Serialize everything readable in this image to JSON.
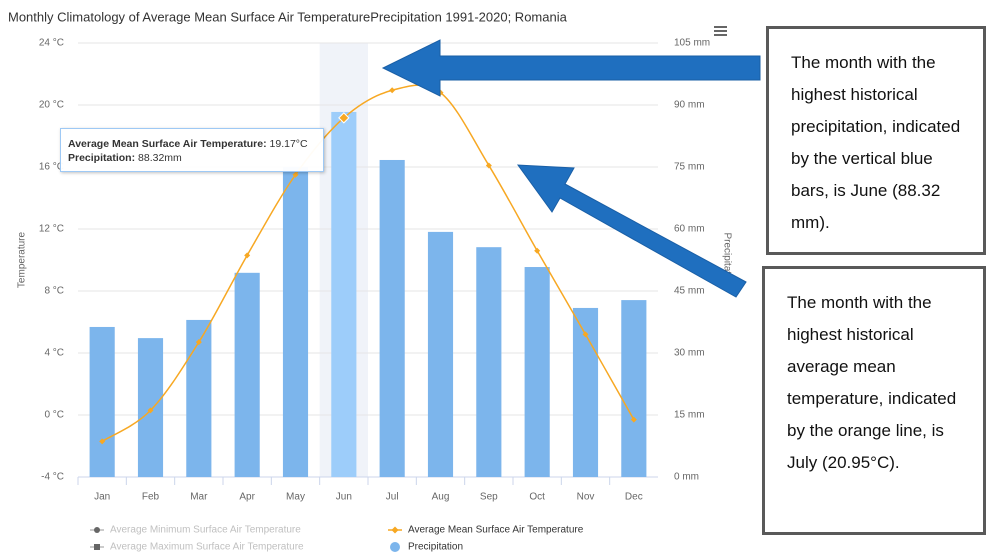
{
  "chart_data": {
    "type": "bar_line",
    "title": "Monthly Climatology of Average Mean Surface Air TemperaturePrecipitation 1991-2020; Romania",
    "y_label": "Temperature",
    "y2_label": "Precipitation",
    "categories": [
      "Jan",
      "Feb",
      "Mar",
      "Apr",
      "May",
      "Jun",
      "Jul",
      "Aug",
      "Sep",
      "Oct",
      "Nov",
      "Dec"
    ],
    "series": [
      {
        "name": "Precipitation",
        "type": "bar",
        "axis": "y2",
        "color": "#7cb5ec",
        "values": [
          36.3,
          33.6,
          38.0,
          49.4,
          75.0,
          88.32,
          76.7,
          59.3,
          55.6,
          50.8,
          40.9,
          42.8
        ]
      },
      {
        "name": "Average Mean Surface Air Temperature",
        "type": "line",
        "axis": "y",
        "color": "#f7a823",
        "values": [
          -1.7,
          0.3,
          4.7,
          10.3,
          15.5,
          19.17,
          20.95,
          20.8,
          16.1,
          10.6,
          5.2,
          -0.3
        ]
      }
    ],
    "legend": [
      {
        "name": "Average Minimum Surface Air Temperature",
        "color": "#bbbbbb",
        "active": false,
        "marker": "circle"
      },
      {
        "name": "Average Mean Surface Air Temperature",
        "color": "#f7a823",
        "active": true,
        "marker": "diamond"
      },
      {
        "name": "Average Maximum Surface Air Temperature",
        "color": "#bbbbbb",
        "active": false,
        "marker": "square"
      },
      {
        "name": "Precipitation",
        "color": "#7cb5ec",
        "active": true,
        "marker": "dot"
      }
    ],
    "ylim": [
      -4,
      24
    ],
    "yticks": [
      {
        "value": -4,
        "label": "-4 °C"
      },
      {
        "value": 0,
        "label": "0 °C"
      },
      {
        "value": 4,
        "label": "4 °C"
      },
      {
        "value": 8,
        "label": "8 °C"
      },
      {
        "value": 12,
        "label": "12 °C"
      },
      {
        "value": 16,
        "label": "16 °C"
      },
      {
        "value": 20,
        "label": "20 °C"
      },
      {
        "value": 24,
        "label": "24 °C"
      }
    ],
    "y2lim": [
      0,
      105
    ],
    "y2ticks": [
      {
        "value": 0,
        "label": "0 mm"
      },
      {
        "value": 15,
        "label": "15 mm"
      },
      {
        "value": 30,
        "label": "30 mm"
      },
      {
        "value": 45,
        "label": "45 mm"
      },
      {
        "value": 60,
        "label": "60 mm"
      },
      {
        "value": 75,
        "label": "75 mm"
      },
      {
        "value": 90,
        "label": "90 mm"
      },
      {
        "value": 105,
        "label": "105 mm"
      }
    ],
    "grid": true,
    "highlight_index": 5,
    "tooltip": {
      "lines": [
        {
          "label": "Average Mean Surface Air Temperature:",
          "value": "19.17°C"
        },
        {
          "label": "Precipitation:",
          "value": "88.32mm"
        }
      ]
    },
    "annotations": [
      "The month with the highest historical precipitation, indicated by the vertical blue bars, is June (88.32 mm).",
      "The month with the highest historical average mean temperature, indicated by the orange line, is July (20.95°C)."
    ]
  }
}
****************
Find the word "marker" in the entries, and copy every line it shows up in.

• _The response_
        "marker": "circle"
        "marker": "diamond"
        "marker": "square"
        "marker": "dot"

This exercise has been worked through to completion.